* _Problem requirements_
All of the entries need to be written out again, exactly as they are.

Collected data entries

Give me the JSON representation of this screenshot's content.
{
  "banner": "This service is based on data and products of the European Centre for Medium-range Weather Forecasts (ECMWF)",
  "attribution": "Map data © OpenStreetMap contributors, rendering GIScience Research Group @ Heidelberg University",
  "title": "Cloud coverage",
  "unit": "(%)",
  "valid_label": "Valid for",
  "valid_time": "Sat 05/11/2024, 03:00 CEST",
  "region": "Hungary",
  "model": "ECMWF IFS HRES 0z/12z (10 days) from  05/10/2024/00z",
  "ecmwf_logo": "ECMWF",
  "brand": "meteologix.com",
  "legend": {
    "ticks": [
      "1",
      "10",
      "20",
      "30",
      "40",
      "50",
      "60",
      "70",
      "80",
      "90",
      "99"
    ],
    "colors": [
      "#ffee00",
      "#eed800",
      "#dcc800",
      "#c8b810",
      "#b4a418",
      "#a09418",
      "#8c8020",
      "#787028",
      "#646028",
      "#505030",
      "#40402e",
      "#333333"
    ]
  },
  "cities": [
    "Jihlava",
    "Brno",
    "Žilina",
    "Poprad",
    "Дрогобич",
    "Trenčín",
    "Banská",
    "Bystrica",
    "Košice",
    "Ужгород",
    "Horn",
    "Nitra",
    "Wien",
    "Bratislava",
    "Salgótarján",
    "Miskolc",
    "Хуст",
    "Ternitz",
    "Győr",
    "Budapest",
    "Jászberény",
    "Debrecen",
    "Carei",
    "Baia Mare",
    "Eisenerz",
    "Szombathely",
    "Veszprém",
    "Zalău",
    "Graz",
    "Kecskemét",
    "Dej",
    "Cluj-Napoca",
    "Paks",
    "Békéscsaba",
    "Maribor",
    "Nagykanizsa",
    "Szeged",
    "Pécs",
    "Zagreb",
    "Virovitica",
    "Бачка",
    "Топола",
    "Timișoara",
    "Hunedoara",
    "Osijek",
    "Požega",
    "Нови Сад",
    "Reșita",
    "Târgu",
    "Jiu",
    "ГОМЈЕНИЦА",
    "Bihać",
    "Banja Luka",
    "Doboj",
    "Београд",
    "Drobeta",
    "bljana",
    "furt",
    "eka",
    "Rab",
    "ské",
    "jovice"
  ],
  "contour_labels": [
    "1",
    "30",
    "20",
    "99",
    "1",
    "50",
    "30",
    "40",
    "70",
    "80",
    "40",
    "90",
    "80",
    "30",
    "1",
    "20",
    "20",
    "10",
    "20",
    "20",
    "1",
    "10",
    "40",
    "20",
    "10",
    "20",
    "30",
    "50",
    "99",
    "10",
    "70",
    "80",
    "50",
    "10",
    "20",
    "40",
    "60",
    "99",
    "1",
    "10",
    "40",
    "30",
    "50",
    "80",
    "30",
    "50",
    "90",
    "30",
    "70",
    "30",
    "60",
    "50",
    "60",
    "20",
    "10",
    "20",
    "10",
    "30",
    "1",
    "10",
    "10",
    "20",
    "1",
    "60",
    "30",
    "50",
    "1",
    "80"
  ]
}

* _Problem solution_
Give me the JSON representation of this screenshot's content.
{
  "banner": "This service is based on data and products of the European Centre for Medium-range Weather Forecasts (ECMWF)",
  "attribution": "Map data © OpenStreetMap contributors, rendering GIScience Research Group @ Heidelberg University",
  "title": "Cloud coverage",
  "unit": "(%)",
  "valid_label": "Valid for",
  "valid_time": "Sat 05/11/2024, 03:00 CEST",
  "region": "Hungary",
  "model": "ECMWF IFS HRES 0z/12z (10 days) from  05/10/2024/00z",
  "ecmwf_logo": "ECMWF",
  "brand": "meteologix.com",
  "legend": {
    "ticks": [
      "1",
      "10",
      "20",
      "30",
      "40",
      "50",
      "60",
      "70",
      "80",
      "90",
      "99"
    ],
    "colors": [
      "#ffee00",
      "#eed800",
      "#dcc800",
      "#c8b810",
      "#b4a418",
      "#a09418",
      "#8c8020",
      "#787028",
      "#646028",
      "#505030",
      "#40402e",
      "#333333"
    ]
  },
  "cities": [
    "Jihlava",
    "Brno",
    "Žilina",
    "Poprad",
    "Дрогобич",
    "Trenčín",
    "Banská",
    "Bystrica",
    "Košice",
    "Ужгород",
    "Horn",
    "Nitra",
    "Wien",
    "Bratislava",
    "Salgótarján",
    "Miskolc",
    "Хуст",
    "Ternitz",
    "Győr",
    "Budapest",
    "Jászberény",
    "Debrecen",
    "Carei",
    "Baia Mare",
    "Eisenerz",
    "Szombathely",
    "Veszprém",
    "Zalău",
    "Graz",
    "Kecskemét",
    "Dej",
    "Cluj-Napoca",
    "Paks",
    "Békéscsaba",
    "Maribor",
    "Nagykanizsa",
    "Szeged",
    "Pécs",
    "Zagreb",
    "Virovitica",
    "Бачка",
    "Топола",
    "Timișoara",
    "Hunedoara",
    "Osijek",
    "Požega",
    "Нови Сад",
    "Reșita",
    "Târgu",
    "Jiu",
    "ГОМЈЕНИЦА",
    "Bihać",
    "Banja Luka",
    "Doboj",
    "Београд",
    "Drobeta",
    "bljana",
    "furt",
    "eka",
    "Rab",
    "ské",
    "jovice"
  ],
  "contour_labels": [
    "1",
    "30",
    "20",
    "99",
    "1",
    "50",
    "30",
    "40",
    "70",
    "80",
    "40",
    "90",
    "80",
    "30",
    "1",
    "20",
    "20",
    "10",
    "20",
    "20",
    "1",
    "10",
    "40",
    "20",
    "10",
    "20",
    "30",
    "50",
    "99",
    "10",
    "70",
    "80",
    "50",
    "10",
    "20",
    "40",
    "60",
    "99",
    "1",
    "10",
    "40",
    "30",
    "50",
    "80",
    "30",
    "50",
    "90",
    "30",
    "70",
    "30",
    "60",
    "50",
    "60",
    "20",
    "10",
    "20",
    "10",
    "30",
    "1",
    "10",
    "10",
    "20",
    "1",
    "60",
    "30",
    "50",
    "1",
    "80"
  ]
}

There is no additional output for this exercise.